- REQUIRED WORK -
Wherever a line below holds the word "every", copy that line.

- INPUT ROWS -
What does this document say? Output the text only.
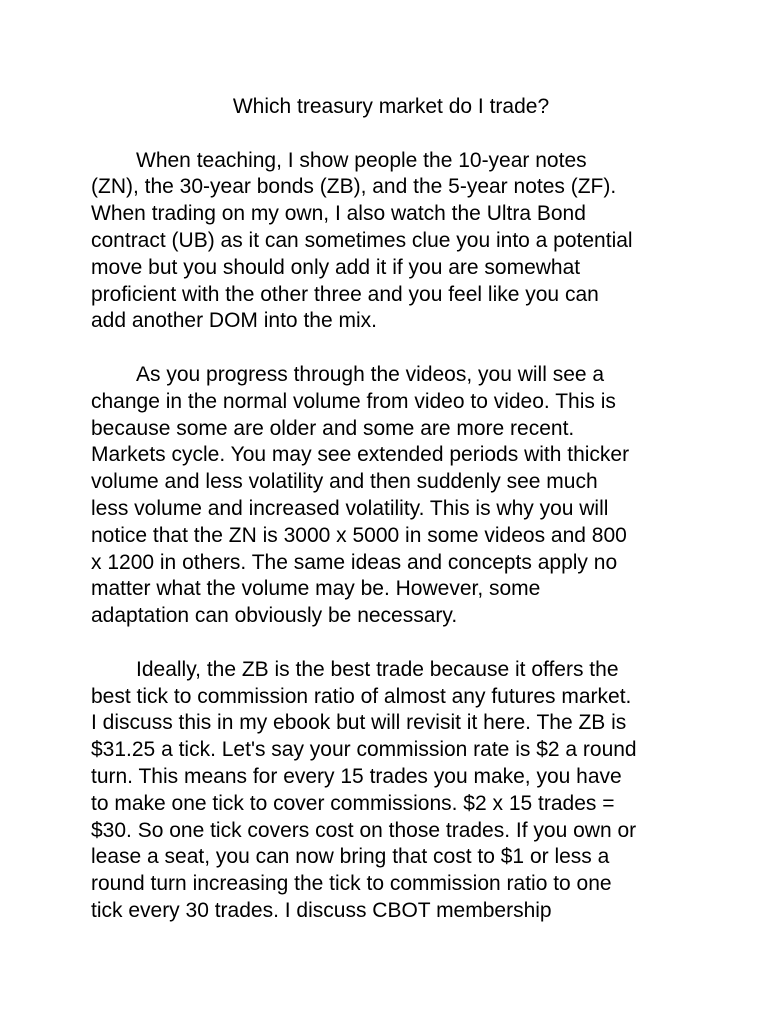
Which treasury market do I trade?
When teaching, I show people the 10-year notes
(ZN), the 30-year bonds (ZB), and the 5-year notes (ZF).
When trading on my own, I also watch the Ultra Bond
contract (UB) as it can sometimes clue you into a potential
move but you should only add it if you are somewhat
proficient with the other three and you feel like you can
add another DOM into the mix.
As you progress through the videos, you will see a
change in the normal volume from video to video. This is
because some are older and some are more recent.
Markets cycle. You may see extended periods with thicker
volume and less volatility and then suddenly see much
less volume and increased volatility. This is why you will
notice that the ZN is 3000 x 5000 in some videos and 800
x 1200 in others. The same ideas and concepts apply no
matter what the volume may be. However, some
adaptation can obviously be necessary.
Ideally, the ZB is the best trade because it offers the
best tick to commission ratio of almost any futures market.
I discuss this in my ebook but will revisit it here. The ZB is
$31.25 a tick. Let's say your commission rate is $2 a round
turn. This means for every 15 trades you make, you have
to make one tick to cover commissions. $2 x 15 trades =
$30. So one tick covers cost on those trades. If you own or
lease a seat, you can now bring that cost to $1 or less a
round turn increasing the tick to commission ratio to one
tick every 30 trades. I discuss CBOT membership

- FULL ANSWER -
turn. This means for every 15 trades you make, you have
tick every 30 trades. I discuss CBOT membership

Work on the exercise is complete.